[Passage provided]
[llvm] [AMDGPU] Lower `llvm.amdgcn.queue.ptr` instrinsic to using implicit kernel argument if feasible (PR #103490)

Shilei Tian via llvm-commits llvm-commits at lists.llvm.org
Tue Aug 13 17:41:52 PDT 2024


https://github.com/shiltian created https://github.com/llvm/llvm-project/pull/103490

None

>From be06d03e467e739dacac042f290c7b9be2e01d8c Mon Sep 17 00:00:00 2001
From: Shilei Tian <i at tianshilei.me>
Date: Tue, 13 Aug 2024 20:33:19 -0400
Subject: [PATCH] [AMDGPU] Lower `llvm.amdgcn.queue.ptr` instrinsic to using
 implicit kernel argument if feasible

---
 llvm/lib/Target/AMDGPU/SIISelLowering.cpp     |   7 +-
 .../abi-attribute-hints-undefined-behavior.ll | 104 ++++++++++++------
 .../callee-special-input-sgprs-fixed-abi.ll   |   3 +-
 .../AMDGPU/implicit-kernarg-backend-usage.ll  |  22 ++--
 4 files changed, 94 insertions(+), 42 deletions(-)

[Stated task 1]
According to the AMDGPU patch notice, how many files does the patch change?
[Stated task 2]
Proceed with the AMDGPU patch notice, picking up right after its final line.

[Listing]
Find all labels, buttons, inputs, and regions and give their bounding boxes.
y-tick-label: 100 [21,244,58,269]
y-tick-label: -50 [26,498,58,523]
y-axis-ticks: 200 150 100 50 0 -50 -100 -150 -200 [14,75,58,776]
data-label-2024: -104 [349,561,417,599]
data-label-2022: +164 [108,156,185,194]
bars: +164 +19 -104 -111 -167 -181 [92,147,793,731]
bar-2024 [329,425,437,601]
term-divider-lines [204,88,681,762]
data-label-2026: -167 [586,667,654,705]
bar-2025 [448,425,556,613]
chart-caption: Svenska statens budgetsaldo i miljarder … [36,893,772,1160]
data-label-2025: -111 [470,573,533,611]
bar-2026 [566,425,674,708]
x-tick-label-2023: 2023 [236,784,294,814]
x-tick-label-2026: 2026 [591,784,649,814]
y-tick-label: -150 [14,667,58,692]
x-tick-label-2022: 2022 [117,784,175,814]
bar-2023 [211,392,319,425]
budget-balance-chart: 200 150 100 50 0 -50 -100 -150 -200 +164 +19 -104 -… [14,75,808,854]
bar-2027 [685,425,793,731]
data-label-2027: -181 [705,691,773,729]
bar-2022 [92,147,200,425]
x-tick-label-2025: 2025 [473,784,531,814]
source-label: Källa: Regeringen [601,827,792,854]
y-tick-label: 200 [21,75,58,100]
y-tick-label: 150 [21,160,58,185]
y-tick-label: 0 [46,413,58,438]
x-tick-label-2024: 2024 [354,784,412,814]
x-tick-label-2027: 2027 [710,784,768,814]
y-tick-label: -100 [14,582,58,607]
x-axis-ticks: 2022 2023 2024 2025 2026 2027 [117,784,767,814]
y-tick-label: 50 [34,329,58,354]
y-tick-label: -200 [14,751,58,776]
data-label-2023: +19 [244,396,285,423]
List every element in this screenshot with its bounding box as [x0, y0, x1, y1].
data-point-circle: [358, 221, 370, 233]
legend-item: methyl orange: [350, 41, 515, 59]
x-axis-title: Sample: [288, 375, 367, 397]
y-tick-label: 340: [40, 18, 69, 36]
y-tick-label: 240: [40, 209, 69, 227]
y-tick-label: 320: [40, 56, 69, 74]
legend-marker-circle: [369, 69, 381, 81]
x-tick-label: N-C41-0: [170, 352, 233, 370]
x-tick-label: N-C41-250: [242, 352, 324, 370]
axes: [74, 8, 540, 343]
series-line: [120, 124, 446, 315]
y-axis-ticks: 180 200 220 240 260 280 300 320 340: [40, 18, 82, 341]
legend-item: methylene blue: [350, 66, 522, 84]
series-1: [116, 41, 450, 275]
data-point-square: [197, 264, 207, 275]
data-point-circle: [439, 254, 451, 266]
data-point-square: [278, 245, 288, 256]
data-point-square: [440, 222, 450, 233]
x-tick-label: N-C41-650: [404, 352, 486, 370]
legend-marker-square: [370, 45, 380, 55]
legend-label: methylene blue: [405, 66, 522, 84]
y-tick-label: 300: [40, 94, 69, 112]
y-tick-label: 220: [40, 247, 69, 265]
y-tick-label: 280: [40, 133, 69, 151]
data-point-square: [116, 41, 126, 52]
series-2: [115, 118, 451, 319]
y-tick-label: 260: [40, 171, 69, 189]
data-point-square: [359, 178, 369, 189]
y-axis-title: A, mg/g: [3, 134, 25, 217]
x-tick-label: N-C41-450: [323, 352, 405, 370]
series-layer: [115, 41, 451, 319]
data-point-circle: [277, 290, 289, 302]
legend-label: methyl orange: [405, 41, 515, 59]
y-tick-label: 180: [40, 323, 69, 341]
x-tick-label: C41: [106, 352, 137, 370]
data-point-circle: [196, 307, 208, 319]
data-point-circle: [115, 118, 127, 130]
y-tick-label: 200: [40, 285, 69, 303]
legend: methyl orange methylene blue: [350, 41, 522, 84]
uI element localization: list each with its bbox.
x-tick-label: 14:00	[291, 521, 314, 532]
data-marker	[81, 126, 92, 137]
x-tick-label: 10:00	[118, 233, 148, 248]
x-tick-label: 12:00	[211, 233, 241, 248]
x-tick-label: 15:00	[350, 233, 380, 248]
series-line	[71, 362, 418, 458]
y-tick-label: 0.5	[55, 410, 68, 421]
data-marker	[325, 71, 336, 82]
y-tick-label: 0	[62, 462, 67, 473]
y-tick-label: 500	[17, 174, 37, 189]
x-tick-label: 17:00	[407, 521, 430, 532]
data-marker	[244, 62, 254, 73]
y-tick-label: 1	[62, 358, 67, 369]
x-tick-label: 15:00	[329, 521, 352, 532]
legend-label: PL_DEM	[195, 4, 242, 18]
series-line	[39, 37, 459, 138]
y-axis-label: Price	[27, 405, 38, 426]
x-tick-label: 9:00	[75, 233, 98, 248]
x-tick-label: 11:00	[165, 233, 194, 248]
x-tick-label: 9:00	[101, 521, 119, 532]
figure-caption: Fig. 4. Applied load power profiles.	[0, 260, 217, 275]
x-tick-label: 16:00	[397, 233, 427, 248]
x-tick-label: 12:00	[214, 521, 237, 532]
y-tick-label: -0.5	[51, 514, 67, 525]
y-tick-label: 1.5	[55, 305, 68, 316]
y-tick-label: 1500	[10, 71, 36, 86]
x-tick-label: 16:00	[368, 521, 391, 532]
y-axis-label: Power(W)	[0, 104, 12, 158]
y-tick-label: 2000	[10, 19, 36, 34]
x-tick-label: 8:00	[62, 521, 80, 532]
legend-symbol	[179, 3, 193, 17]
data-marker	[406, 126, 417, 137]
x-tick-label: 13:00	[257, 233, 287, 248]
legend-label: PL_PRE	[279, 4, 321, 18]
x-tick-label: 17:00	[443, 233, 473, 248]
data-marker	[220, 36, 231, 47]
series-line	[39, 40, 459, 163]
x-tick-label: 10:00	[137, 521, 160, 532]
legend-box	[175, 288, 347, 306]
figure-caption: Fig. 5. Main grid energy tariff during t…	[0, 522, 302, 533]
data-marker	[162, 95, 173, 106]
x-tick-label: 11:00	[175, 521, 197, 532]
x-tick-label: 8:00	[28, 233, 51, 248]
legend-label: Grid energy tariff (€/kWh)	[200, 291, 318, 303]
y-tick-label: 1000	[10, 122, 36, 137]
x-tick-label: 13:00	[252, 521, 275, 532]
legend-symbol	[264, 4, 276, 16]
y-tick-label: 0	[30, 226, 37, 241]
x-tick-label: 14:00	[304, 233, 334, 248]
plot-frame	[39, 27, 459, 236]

[Final answer 1]
Four files.

[Final answer 2]
diff --git a/llvm/lib/Target/AMDGPU/SIISelLowering.cpp b/llvm/lib/Target/AMDGPU/SIISelLowering.cpp
index 86fc100f1c2da0..52f93472eac206 100644
--- a/llvm/lib/Target/AMDGPU/SIISelLowering.cpp
+++ b/llvm/lib/Target/AMDGPU/SIISelLowering.cpp
@@ -8414,8 +8414,13 @@ SDValue SITargetLowering::LowerINTRINSIC_WO_CHAIN(SDValue Op,
     return getPreloadedValue(DAG, *MFI, VT,
                              AMDGPUFunctionArgInfo::IMPLICIT_BUFFER_PTR);
   }
-  case Intrinsic::amdgcn_dispatch_ptr:
   case Intrinsic::amdgcn_queue_ptr: {
+    const Module *M = DAG.getMachineFunction().getFunction().getParent();
+    if (AMDGPU::getAMDHSACodeObjectVersion(*M) >= AMDGPU::AMDHSA_COV5)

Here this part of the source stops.